= What you are asked to do =
Return the entries below verbatim. Pictures stay out.

= Supplied information =

════════════════

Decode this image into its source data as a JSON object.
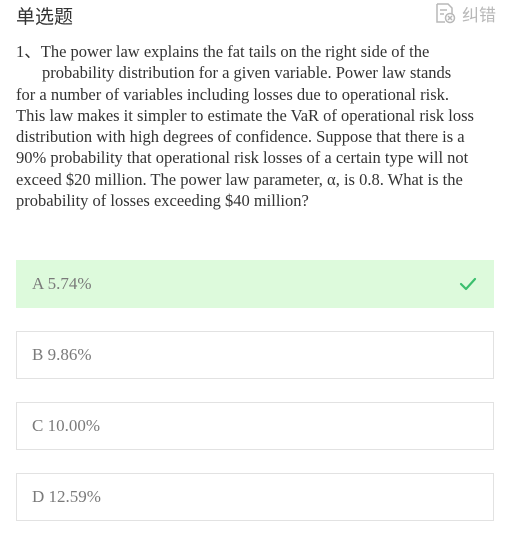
{
  "header": {
    "title": "单选题",
    "report_label": "纠错"
  },
  "question": {
    "number": "1、",
    "first_line": "The power law explains the fat tails on the right side of the",
    "second_line": "probability distribution for a given variable. Power law stands",
    "rest": "for a number of variables including losses due to operational risk. This law makes it simpler to estimate the VaR of operational risk loss distribution with high degrees of confidence. Suppose that there is a 90% probability that operational risk losses of a certain type will not exceed $20 million. The power law parameter, α, is 0.8. What is the probability of losses exceeding $40 million?"
  },
  "options": [
    {
      "label": "A 5.74%",
      "state": "correct"
    },
    {
      "label": "B 9.86%",
      "state": "default"
    },
    {
      "label": "C 10.00%",
      "state": "default"
    },
    {
      "label": "D 12.59%",
      "state": "default"
    }
  ],
  "colors": {
    "correct_bg": "#ddfadc",
    "check": "#3bbf6e",
    "border": "#e2e2e2"
  },
  "icons": {
    "report": "report-edit-icon",
    "check": "check-icon"
  }
}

════════════════

= Final result =
Decode this image into its source data as a JSON object.
{
  "header": {
    "title": "单选题",
    "report_label": "纠错"
  },
  "question": {
    "number": "1、",
    "first_line": "The power law explains the fat tails on the right side of the",
    "second_line": "probability distribution for a given variable. Power law stands",
    "rest": "for a number of variables including losses due to operational risk. This law makes it simpler to estimate the VaR of operational risk loss distribution with high degrees of confidence. Suppose that there is a 90% probability that operational risk losses of a certain type will not exceed $20 million. The power law parameter, α, is 0.8. What is the probability of losses exceeding $40 million?"
  },
  "options": [
    {
      "label": "A 5.74%",
      "state": "correct"
    },
    {
      "label": "B 9.86%",
      "state": "default"
    },
    {
      "label": "C 10.00%",
      "state": "default"
    },
    {
      "label": "D 12.59%",
      "state": "default"
    }
  ],
  "colors": {
    "correct_bg": "#ddfadc",
    "check": "#3bbf6e",
    "border": "#e2e2e2"
  },
  "icons": {
    "report": "report-edit-icon",
    "check": "check-icon"
  }
}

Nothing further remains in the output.